## [To be done]
Beneath this sentence is a set of records; write each of them out exactly.
#####
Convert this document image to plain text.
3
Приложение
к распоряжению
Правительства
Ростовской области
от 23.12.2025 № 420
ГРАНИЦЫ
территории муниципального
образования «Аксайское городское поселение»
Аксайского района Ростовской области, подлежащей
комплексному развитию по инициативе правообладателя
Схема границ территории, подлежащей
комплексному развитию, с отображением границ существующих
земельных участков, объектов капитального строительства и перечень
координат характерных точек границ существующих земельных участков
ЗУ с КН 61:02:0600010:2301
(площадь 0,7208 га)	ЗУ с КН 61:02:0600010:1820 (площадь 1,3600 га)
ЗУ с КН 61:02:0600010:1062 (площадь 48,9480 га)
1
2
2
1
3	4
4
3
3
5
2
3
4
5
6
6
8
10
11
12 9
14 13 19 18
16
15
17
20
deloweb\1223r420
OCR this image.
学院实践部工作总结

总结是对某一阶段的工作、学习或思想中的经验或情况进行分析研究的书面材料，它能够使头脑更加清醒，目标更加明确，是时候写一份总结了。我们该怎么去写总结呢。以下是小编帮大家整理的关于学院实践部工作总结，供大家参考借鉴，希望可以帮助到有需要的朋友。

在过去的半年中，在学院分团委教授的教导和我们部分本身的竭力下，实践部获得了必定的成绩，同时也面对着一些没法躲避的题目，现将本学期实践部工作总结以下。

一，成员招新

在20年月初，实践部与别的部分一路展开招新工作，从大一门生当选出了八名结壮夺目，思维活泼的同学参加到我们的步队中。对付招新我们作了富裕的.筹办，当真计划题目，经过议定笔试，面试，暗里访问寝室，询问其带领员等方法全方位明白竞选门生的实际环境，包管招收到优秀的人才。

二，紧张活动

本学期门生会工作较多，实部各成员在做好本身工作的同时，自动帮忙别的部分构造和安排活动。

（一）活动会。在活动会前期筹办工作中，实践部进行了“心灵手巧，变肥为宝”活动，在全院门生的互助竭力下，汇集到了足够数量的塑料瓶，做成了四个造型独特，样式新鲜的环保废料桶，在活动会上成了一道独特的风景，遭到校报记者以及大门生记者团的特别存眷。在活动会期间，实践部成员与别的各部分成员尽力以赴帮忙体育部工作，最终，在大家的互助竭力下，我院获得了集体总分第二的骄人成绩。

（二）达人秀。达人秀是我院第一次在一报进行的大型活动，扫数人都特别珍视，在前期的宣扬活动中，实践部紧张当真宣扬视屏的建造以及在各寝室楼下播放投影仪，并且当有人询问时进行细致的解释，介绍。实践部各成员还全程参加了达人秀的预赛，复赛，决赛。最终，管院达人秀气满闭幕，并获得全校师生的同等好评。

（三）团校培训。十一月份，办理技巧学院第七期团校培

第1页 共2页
#####
## [Response to this task]
Convert this document image to plain text.
3
Приложение
к распоряжению
Правительства
Ростовской области
от 23.12.2025 № 420
ГРАНИЦЫ
территории муниципального
образования «Аксайское городское поселение»
Аксайского района Ростовской области, подлежащей
комплексному развитию по инициативе правообладателя
Схема границ территории, подлежащей
комплексному развитию, с отображением границ существующих
земельных участков, объектов капитального строительства и перечень
координат характерных точек границ существующих земельных участков
ЗУ с КН 61:02:0600010:2301
(площадь 0,7208 га)	ЗУ с КН 61:02:0600010:1820 (площадь 1,3600 га)
ЗУ с КН 61:02:0600010:1062 (площадь 48,9480 га)
1
2
2
1
3	4
4
3
3
5
2
3
4
5
6
6
8
10
11
12 9
14 13 19 18
16
15
17
20
deloweb\1223r420
OCR this image.
学院实践部工作总结

总结是对某一阶段的工作、学习或思想中的经验或情况进行分析研究的书面材料，它能够使头脑更加清醒，目标更加明确，是时候写一份总结了。我们该怎么去写总结呢。以下是小编帮大家整理的关于学院实践部工作总结，供大家参考借鉴，希望可以帮助到有需要的朋友。

在过去的半年中，在学院分团委教授的教导和我们部分本身的竭力下，实践部获得了必定的成绩，同时也面对着一些没法躲避的题目，现将本学期实践部工作总结以下。

一，成员招新

在20年月初，实践部与别的部分一路展开招新工作，从大一门生当选出了八名结壮夺目，思维活泼的同学参加到我们的步队中。对付招新我们作了富裕的.筹办，当真计划题目，经过议定笔试，面试，暗里访问寝室，询问其带领员等方法全方位明白竞选门生的实际环境，包管招收到优秀的人才。

二，紧张活动

本学期门生会工作较多，实部各成员在做好本身工作的同时，自动帮忙别的部分构造和安排活动。

（一）活动会。在活动会前期筹办工作中，实践部进行了“心灵手巧，变肥为宝”活动，在全院门生的互助竭力下，汇集到了足够数量的塑料瓶，做成了四个造型独特，样式新鲜的环保废料桶，在活动会上成了一道独特的风景，遭到校报记者以及大门生记者团的特别存眷。在活动会期间，实践部成员与别的各部分成员尽力以赴帮忙体育部工作，最终，在大家的互助竭力下，我院获得了集体总分第二的骄人成绩。

（二）达人秀。达人秀是我院第一次在一报进行的大型活动，扫数人都特别珍视，在前期的宣扬活动中，实践部紧张当真宣扬视屏的建造以及在各寝室楼下播放投影仪，并且当有人询问时进行细致的解释，介绍。实践部各成员还全程参加了达人秀的预赛，复赛，决赛。最终，管院达人秀气满闭幕，并获得全校师生的同等好评。

（三）团校培训。十一月份，办理技巧学院第七期团校培

第1页 共2页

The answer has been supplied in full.